For this exercise, copy out each line of the material below that includes "Réglages".

▶ **LISTED ENTRIES**:
--- start ---
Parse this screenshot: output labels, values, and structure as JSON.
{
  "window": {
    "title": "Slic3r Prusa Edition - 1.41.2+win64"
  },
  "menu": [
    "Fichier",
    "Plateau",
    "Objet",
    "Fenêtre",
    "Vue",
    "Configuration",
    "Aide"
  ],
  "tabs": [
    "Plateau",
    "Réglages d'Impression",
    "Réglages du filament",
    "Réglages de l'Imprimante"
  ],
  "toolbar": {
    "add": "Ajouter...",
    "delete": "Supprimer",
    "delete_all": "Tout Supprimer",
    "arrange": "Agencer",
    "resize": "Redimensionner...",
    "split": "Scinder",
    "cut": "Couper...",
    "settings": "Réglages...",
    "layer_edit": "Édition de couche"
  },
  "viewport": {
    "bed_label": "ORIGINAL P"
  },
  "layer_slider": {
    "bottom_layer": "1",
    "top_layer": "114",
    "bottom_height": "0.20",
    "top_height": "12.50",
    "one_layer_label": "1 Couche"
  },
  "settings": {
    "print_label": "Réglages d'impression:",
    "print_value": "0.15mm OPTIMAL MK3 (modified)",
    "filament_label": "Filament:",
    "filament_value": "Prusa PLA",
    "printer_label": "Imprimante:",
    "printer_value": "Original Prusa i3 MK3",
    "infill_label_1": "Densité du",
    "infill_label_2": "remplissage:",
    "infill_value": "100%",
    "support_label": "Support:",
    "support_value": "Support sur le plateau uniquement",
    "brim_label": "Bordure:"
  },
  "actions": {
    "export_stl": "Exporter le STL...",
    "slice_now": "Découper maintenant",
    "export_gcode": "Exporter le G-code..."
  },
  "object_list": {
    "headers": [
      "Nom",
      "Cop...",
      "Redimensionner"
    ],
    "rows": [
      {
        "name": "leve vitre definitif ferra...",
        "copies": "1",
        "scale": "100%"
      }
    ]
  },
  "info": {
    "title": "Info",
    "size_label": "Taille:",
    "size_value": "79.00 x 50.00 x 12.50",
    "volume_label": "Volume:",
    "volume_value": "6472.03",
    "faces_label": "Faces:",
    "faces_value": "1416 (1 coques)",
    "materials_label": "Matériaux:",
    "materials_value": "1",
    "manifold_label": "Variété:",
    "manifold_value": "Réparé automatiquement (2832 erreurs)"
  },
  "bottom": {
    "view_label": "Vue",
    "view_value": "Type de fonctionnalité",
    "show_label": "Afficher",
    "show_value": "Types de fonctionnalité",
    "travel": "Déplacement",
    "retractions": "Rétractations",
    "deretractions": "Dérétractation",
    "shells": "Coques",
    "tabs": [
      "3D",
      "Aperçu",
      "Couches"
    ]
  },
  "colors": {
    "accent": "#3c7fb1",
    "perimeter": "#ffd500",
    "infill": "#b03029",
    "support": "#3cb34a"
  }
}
--- end ---
▶ **RIGHT ANSWER**:
    "Réglages d'Impression",
    "Réglages du filament",
    "Réglages de l'Imprimante"
    "settings": "Réglages...",
    "print_label": "Réglages d'impression:",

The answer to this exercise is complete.